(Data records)

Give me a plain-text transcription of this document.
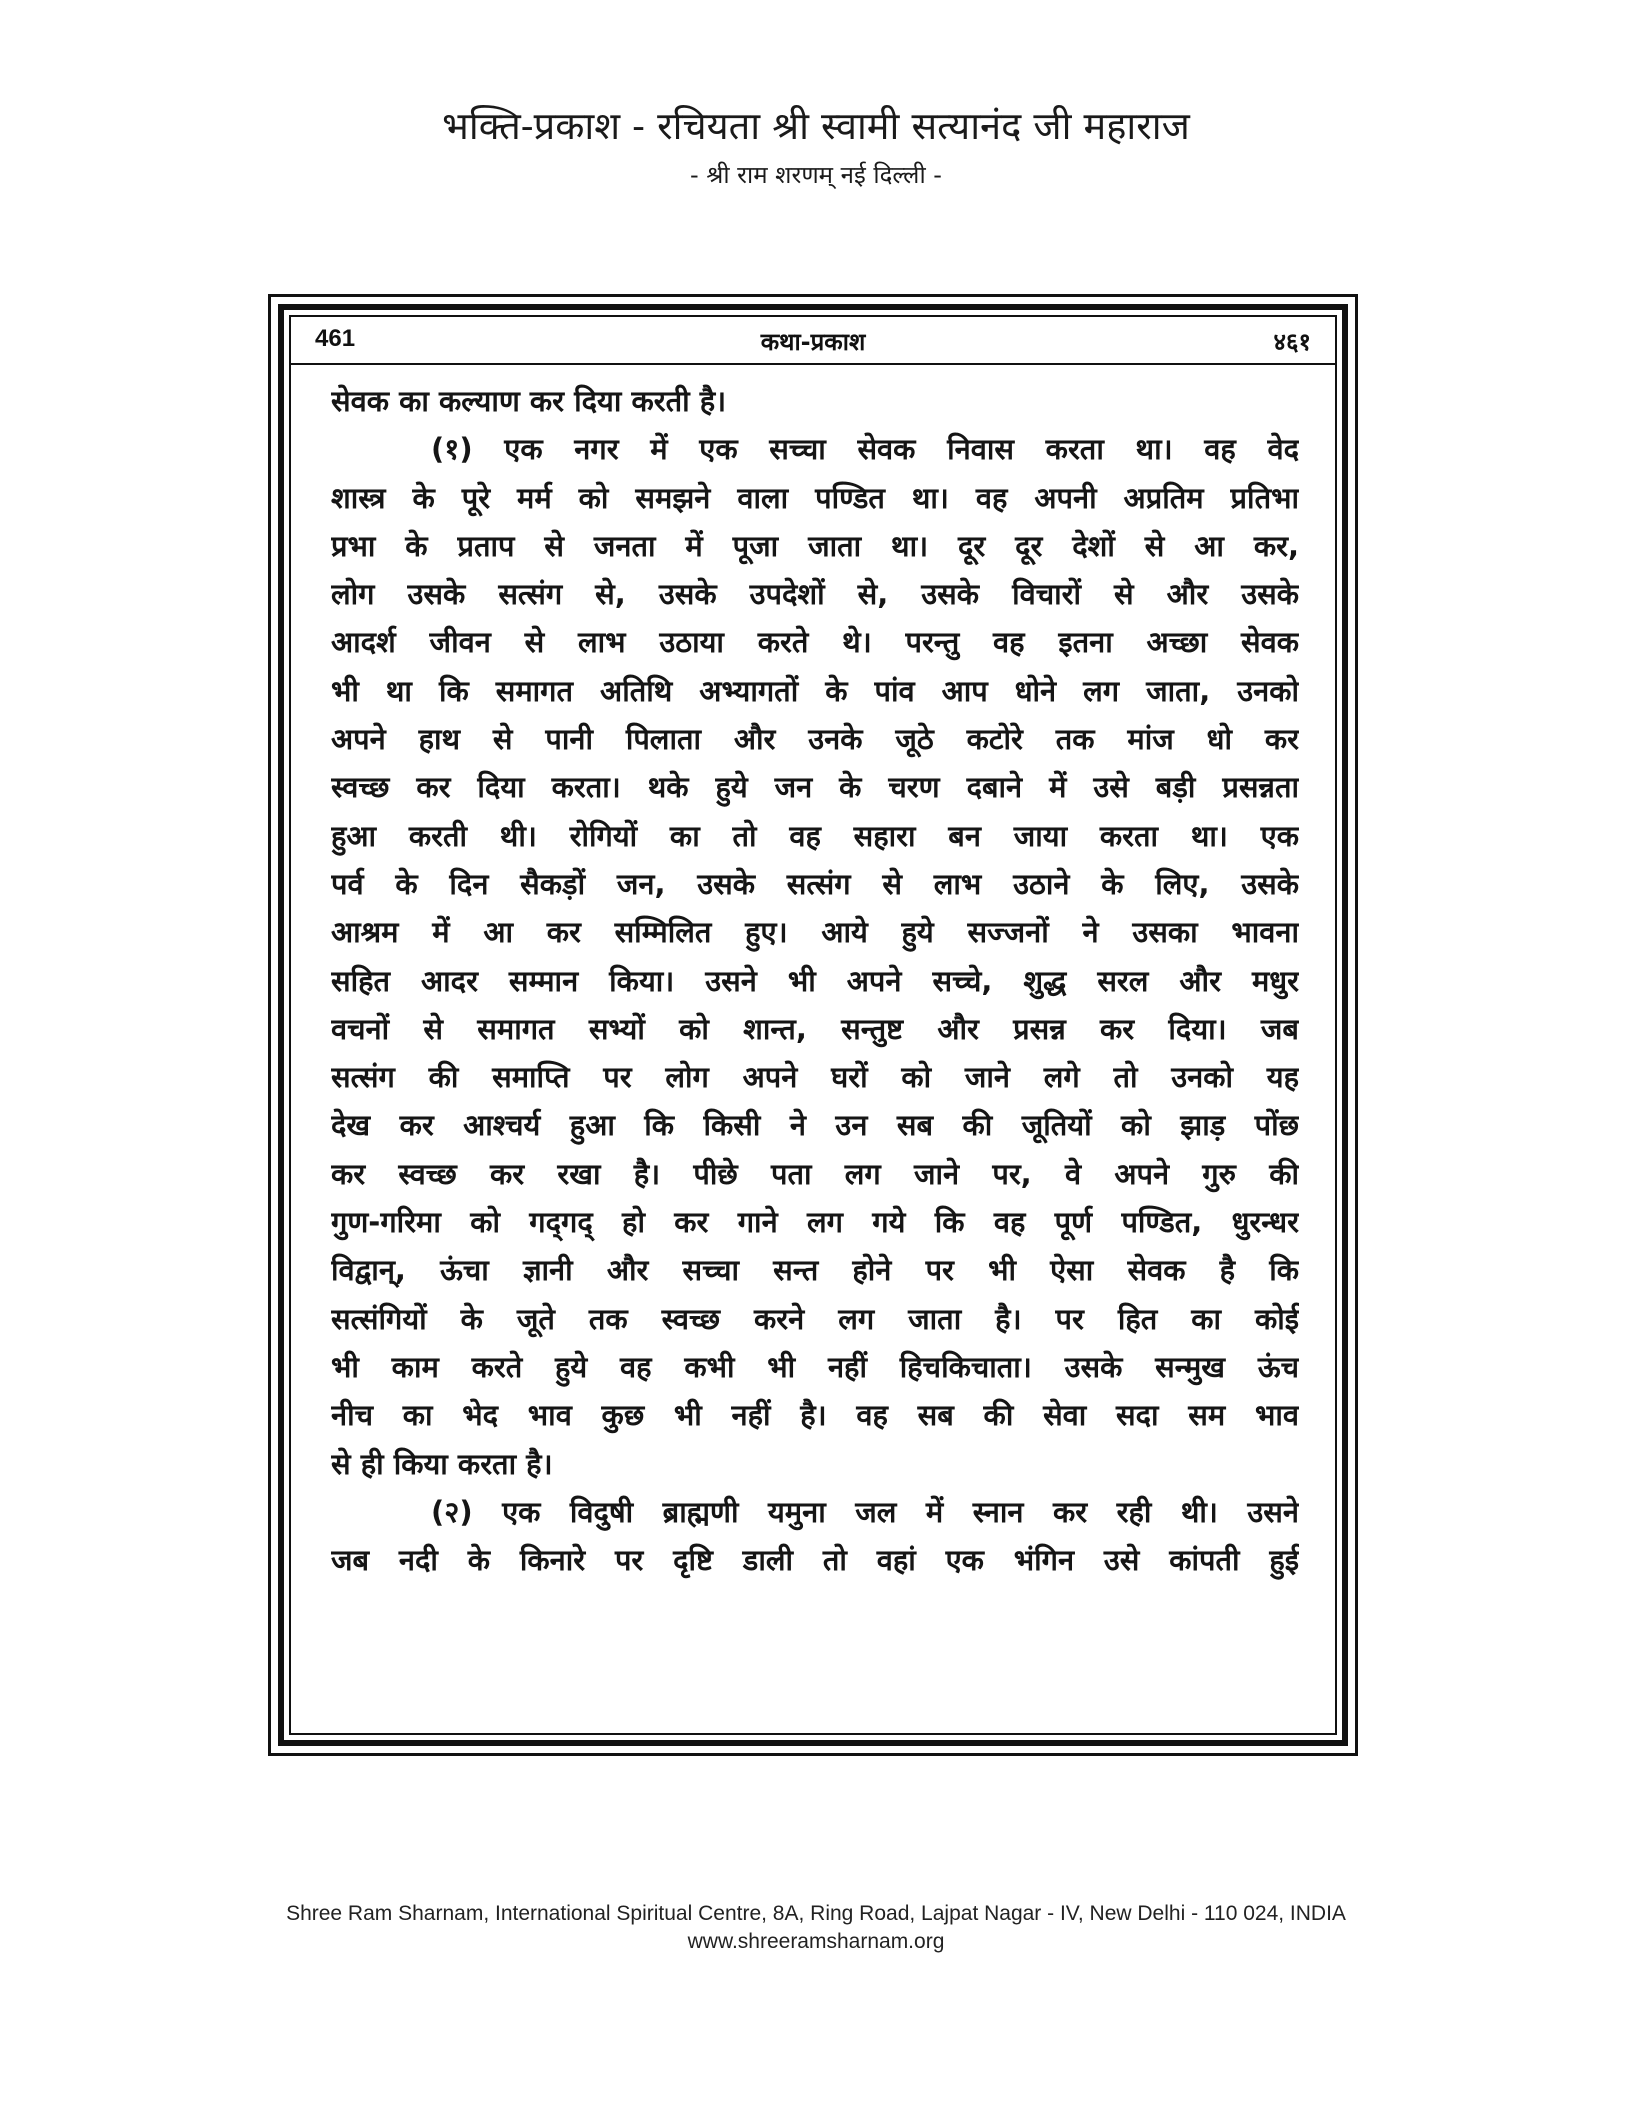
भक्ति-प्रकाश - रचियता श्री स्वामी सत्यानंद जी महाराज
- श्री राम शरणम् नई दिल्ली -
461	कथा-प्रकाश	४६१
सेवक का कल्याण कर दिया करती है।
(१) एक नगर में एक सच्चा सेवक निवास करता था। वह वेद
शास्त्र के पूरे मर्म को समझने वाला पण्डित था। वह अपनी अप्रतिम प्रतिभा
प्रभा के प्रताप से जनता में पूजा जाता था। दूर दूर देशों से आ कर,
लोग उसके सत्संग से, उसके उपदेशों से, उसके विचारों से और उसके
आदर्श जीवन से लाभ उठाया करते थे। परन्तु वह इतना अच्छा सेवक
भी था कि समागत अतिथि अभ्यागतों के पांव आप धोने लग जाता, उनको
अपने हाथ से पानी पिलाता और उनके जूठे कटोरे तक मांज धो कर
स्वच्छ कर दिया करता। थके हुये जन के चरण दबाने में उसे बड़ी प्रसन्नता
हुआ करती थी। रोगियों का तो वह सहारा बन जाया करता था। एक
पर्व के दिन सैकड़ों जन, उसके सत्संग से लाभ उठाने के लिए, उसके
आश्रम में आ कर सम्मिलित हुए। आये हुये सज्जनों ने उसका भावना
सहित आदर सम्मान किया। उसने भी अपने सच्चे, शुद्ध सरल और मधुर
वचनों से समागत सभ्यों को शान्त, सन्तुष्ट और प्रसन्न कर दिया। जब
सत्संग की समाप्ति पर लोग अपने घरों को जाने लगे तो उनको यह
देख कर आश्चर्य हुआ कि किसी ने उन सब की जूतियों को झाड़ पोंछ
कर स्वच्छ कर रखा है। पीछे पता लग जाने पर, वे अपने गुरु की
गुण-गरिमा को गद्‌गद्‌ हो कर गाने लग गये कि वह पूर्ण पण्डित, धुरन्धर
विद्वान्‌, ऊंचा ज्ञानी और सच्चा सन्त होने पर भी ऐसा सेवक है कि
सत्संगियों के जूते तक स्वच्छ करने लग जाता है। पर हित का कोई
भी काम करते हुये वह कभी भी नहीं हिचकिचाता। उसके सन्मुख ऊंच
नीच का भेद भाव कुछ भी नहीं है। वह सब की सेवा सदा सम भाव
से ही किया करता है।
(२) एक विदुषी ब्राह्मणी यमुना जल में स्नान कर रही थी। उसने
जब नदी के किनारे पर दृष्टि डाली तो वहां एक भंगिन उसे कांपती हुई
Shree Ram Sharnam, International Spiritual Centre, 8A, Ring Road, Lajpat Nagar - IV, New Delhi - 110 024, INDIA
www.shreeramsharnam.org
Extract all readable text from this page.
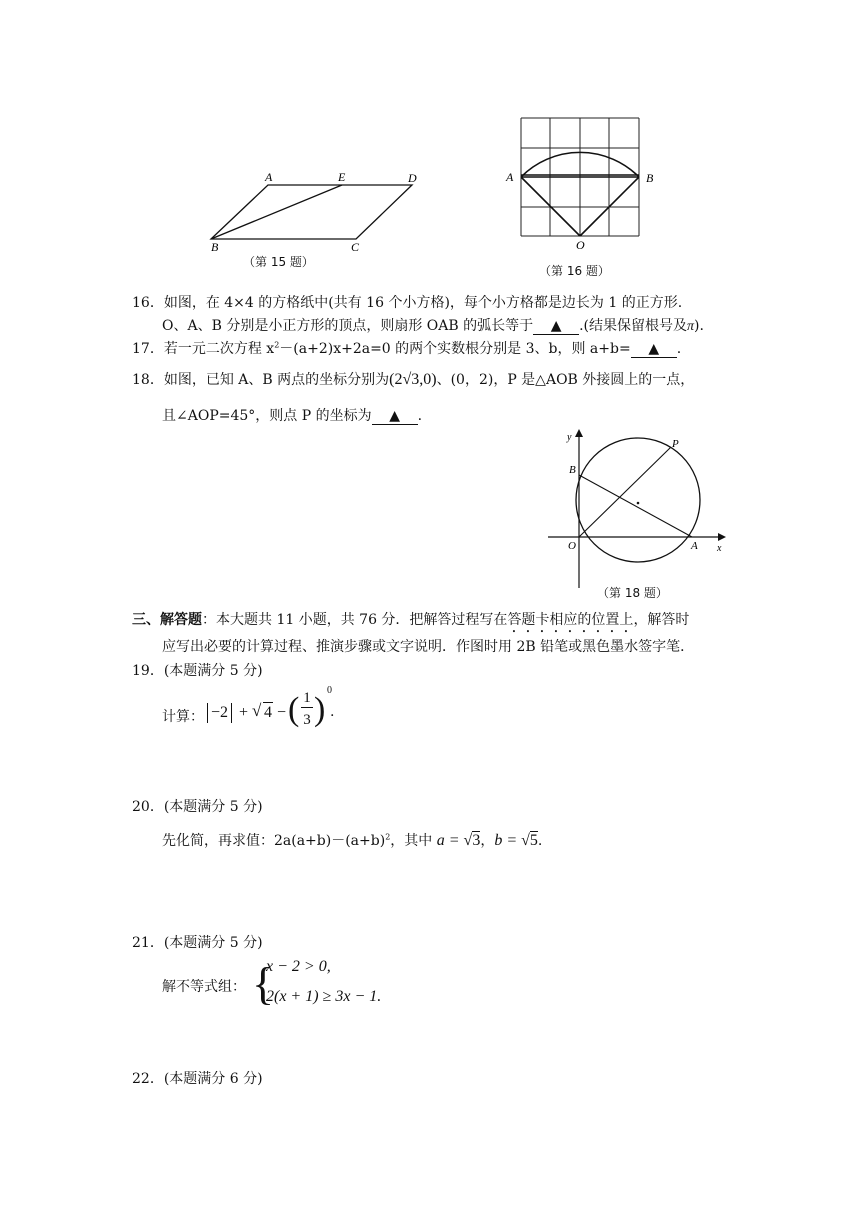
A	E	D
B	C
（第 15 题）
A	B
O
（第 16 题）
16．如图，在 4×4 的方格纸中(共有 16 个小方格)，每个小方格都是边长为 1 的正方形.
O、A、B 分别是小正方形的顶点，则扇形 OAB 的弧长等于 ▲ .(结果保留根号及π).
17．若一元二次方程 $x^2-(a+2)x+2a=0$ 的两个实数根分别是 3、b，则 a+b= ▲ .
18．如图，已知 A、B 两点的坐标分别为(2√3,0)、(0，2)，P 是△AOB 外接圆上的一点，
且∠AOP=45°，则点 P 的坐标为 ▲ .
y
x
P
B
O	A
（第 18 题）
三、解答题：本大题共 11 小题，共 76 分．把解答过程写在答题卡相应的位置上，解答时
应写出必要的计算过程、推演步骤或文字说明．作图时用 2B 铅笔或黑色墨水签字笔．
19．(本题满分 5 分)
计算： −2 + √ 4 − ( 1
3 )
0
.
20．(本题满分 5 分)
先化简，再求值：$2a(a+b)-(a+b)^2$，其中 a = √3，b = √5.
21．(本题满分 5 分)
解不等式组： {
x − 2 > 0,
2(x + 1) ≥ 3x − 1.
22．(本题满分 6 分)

• [Direction]: The lines to repeat start at the one holding "Extract all readable text from this page." and run through the last line of the records above; write them out exactly, both ends included, but not the pictures.

• [Right answer]:
Extract all readable text from this page.
A	E	D
B	C
（第 15 题）
A	B
O
（第 16 题）
16．如图，在 4×4 的方格纸中(共有 16 个小方格)，每个小方格都是边长为 1 的正方形.
O、A、B 分别是小正方形的顶点，则扇形 OAB 的弧长等于 ▲ .(结果保留根号及π).
17．若一元二次方程 $x^2-(a+2)x+2a=0$ 的两个实数根分别是 3、b，则 a+b= ▲ .
18．如图，已知 A、B 两点的坐标分别为(2√3,0)、(0，2)，P 是△AOB 外接圆上的一点，
且∠AOP=45°，则点 P 的坐标为 ▲ .
y
x
P
B
O	A
（第 18 题）
三、解答题：本大题共 11 小题，共 76 分．把解答过程写在答题卡相应的位置上，解答时
应写出必要的计算过程、推演步骤或文字说明．作图时用 2B 铅笔或黑色墨水签字笔．
19．(本题满分 5 分)
计算： −2 + √ 4 − ( 1
3 )
0
.
20．(本题满分 5 分)
先化简，再求值：$2a(a+b)-(a+b)^2$，其中 a = √3，b = √5.
21．(本题满分 5 分)
解不等式组： {
x − 2 > 0,
2(x + 1) ≥ 3x − 1.
22．(本题满分 6 分)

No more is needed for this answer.